**The exercise**
Search the records below for the word "Leaf". Pull out each line that has it.

**Provided records**
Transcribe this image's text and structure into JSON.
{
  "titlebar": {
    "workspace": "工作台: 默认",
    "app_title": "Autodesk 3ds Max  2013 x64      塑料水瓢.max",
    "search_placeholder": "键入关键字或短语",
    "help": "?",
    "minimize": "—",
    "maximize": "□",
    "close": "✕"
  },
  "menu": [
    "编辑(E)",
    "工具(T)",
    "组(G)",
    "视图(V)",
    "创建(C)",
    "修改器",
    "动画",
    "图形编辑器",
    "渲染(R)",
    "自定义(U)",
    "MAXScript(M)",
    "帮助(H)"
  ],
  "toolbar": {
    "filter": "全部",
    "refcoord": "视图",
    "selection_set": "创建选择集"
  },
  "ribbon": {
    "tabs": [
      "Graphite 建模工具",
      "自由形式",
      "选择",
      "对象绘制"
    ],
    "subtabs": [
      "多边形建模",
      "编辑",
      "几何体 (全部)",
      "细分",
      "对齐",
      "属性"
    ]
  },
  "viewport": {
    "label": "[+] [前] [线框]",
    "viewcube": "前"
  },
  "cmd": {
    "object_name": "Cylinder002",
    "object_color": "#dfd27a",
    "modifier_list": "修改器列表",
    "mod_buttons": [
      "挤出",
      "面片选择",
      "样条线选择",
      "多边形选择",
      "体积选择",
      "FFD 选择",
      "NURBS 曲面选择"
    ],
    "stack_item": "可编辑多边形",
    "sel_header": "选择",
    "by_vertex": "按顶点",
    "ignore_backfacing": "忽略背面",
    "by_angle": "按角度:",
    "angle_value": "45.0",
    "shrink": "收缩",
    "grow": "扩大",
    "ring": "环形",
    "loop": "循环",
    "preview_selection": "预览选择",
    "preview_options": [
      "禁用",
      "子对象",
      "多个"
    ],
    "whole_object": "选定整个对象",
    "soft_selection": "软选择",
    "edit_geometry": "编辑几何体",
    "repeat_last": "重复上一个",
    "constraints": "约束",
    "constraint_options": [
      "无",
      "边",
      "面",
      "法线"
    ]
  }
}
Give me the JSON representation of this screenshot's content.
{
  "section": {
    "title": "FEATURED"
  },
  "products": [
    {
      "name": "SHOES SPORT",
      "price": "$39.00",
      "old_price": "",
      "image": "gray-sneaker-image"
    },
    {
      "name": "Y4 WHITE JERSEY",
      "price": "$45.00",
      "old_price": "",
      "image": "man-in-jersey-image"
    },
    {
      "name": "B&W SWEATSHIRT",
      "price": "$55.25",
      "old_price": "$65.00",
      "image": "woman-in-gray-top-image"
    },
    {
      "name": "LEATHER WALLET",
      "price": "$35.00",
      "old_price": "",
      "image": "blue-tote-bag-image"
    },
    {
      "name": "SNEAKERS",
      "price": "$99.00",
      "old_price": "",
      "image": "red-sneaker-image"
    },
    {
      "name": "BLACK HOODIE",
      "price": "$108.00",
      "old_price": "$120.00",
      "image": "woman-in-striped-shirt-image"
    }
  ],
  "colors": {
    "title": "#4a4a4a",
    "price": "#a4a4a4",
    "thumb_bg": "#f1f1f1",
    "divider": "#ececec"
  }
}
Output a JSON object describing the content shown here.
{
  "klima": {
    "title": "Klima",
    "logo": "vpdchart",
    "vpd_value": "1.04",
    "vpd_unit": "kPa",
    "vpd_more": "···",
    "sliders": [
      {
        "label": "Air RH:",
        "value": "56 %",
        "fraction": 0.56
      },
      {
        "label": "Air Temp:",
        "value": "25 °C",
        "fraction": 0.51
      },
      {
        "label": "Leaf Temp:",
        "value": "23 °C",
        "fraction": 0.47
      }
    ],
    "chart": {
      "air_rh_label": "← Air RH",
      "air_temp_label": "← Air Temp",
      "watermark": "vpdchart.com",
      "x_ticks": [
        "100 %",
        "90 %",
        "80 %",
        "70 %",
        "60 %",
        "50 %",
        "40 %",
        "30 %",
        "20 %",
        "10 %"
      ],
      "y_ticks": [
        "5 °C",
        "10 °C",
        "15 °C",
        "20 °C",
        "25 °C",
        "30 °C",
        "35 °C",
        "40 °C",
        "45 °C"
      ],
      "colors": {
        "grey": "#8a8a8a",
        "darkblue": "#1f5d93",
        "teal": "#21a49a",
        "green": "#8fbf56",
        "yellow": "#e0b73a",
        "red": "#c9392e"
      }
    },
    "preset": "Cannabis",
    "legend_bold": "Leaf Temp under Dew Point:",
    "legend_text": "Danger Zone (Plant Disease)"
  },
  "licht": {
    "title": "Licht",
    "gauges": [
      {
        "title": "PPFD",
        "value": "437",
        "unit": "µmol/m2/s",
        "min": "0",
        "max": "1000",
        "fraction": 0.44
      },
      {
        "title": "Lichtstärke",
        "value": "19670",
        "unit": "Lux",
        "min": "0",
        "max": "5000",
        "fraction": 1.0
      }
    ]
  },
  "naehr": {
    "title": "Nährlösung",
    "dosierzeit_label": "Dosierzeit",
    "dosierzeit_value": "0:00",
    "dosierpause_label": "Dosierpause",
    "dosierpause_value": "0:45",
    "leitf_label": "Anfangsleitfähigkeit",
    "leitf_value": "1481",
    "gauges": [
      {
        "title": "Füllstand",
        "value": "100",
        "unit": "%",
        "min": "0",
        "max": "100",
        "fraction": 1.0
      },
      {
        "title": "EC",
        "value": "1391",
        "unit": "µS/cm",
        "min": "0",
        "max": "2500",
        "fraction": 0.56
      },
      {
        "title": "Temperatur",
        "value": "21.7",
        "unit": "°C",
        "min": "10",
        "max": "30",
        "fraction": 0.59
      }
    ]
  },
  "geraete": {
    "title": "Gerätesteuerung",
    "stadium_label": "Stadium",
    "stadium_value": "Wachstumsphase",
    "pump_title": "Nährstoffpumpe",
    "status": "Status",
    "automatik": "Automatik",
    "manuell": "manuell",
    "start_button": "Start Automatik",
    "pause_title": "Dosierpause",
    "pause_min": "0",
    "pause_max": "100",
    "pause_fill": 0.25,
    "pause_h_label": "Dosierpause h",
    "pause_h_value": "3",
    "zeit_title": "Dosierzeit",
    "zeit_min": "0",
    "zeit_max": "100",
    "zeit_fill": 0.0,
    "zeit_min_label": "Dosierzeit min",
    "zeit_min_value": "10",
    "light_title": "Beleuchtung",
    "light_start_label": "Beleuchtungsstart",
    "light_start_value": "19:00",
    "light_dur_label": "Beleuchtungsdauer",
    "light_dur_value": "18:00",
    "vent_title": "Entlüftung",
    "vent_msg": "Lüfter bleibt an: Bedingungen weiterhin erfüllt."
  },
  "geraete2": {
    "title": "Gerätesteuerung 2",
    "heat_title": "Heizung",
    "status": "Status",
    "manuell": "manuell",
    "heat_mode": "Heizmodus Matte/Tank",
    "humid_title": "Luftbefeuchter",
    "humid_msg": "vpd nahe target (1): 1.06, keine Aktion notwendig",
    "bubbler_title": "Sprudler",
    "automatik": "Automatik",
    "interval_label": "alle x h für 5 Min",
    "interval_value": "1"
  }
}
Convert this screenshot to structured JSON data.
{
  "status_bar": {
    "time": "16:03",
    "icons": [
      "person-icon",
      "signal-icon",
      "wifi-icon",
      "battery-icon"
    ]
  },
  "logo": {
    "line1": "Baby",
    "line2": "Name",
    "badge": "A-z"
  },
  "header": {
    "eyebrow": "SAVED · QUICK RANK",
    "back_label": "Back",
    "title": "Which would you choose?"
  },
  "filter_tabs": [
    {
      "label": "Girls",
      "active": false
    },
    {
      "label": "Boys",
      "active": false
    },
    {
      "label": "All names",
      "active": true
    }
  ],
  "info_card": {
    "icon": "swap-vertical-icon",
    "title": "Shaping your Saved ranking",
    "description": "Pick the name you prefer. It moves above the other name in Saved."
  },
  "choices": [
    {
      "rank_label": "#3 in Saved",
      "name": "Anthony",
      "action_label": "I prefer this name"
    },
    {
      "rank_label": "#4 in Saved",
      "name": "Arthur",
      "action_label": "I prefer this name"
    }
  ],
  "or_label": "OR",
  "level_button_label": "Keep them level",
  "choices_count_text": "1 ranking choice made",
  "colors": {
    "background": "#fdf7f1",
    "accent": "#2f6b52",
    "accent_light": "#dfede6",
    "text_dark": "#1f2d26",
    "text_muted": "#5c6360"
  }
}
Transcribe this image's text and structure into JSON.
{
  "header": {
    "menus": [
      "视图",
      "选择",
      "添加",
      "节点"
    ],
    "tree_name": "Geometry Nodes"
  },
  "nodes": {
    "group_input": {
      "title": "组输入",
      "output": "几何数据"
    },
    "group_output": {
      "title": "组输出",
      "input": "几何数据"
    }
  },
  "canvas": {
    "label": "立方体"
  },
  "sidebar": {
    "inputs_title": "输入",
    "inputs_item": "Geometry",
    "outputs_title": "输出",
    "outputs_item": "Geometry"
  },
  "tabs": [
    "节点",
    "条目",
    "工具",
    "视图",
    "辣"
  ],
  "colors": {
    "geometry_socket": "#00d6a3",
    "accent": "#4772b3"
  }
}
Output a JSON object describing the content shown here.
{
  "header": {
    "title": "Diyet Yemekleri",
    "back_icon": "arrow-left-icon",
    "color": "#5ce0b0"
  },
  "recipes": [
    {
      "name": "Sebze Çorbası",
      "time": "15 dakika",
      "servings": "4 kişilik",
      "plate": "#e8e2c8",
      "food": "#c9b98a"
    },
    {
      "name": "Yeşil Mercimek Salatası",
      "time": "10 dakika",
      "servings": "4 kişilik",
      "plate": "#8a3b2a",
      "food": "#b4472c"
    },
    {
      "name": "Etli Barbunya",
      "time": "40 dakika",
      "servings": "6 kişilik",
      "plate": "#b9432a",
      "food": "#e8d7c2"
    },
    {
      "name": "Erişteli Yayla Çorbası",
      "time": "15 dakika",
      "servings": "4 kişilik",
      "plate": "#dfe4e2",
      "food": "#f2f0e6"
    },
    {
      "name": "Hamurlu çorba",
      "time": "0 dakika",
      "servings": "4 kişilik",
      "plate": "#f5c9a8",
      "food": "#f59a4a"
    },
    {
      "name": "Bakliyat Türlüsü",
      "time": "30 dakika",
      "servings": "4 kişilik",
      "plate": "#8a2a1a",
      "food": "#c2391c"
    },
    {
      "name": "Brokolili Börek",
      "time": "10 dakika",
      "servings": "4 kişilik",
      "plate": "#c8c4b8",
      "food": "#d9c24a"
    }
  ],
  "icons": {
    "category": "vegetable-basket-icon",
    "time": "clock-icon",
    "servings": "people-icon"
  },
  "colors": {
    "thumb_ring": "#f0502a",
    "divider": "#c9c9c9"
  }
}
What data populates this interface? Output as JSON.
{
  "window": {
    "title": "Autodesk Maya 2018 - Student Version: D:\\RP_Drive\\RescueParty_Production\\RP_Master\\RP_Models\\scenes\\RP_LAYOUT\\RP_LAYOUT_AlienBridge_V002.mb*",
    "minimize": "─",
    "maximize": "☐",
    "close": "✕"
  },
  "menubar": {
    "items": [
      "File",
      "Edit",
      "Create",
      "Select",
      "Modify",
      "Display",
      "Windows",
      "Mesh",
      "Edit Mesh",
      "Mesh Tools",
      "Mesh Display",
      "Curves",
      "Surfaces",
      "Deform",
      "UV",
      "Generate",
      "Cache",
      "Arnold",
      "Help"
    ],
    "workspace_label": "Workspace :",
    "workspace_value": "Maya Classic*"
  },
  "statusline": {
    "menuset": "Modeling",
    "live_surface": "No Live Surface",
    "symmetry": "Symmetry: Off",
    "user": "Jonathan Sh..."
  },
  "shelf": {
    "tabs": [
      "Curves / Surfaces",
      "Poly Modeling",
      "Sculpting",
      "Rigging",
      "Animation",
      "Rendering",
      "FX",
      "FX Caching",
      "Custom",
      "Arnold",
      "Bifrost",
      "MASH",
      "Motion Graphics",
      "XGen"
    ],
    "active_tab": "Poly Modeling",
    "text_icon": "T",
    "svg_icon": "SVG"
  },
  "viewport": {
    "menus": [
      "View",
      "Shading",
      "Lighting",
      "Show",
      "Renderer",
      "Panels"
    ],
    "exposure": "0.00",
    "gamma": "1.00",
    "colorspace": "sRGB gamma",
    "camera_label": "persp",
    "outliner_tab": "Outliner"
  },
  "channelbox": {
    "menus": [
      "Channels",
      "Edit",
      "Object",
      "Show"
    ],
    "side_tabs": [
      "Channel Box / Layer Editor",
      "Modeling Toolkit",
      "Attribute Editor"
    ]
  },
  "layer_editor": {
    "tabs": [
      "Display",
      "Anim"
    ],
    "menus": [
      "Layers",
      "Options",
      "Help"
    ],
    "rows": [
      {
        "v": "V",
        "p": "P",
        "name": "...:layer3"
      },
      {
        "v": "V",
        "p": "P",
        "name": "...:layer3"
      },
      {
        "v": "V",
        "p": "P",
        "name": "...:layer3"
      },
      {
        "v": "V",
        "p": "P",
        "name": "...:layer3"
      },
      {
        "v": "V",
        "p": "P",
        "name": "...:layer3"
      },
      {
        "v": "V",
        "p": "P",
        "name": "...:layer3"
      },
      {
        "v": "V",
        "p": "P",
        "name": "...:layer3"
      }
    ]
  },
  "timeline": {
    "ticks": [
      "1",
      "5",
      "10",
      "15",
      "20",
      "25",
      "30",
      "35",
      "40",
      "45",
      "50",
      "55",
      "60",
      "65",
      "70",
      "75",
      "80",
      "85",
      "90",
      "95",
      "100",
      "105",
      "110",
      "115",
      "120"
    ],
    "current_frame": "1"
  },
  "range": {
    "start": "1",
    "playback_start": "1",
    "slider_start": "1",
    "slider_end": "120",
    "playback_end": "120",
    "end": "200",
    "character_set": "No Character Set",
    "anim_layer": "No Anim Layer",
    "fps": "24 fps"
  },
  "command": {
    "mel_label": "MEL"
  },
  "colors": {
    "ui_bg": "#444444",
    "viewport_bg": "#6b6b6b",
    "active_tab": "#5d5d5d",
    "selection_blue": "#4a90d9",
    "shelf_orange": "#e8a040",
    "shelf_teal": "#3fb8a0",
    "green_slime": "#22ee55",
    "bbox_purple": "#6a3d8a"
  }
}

**Response to the exercise**
        "label": "Leaf Temp:",
    "legend_bold": "Leaf Temp under Dew Point:",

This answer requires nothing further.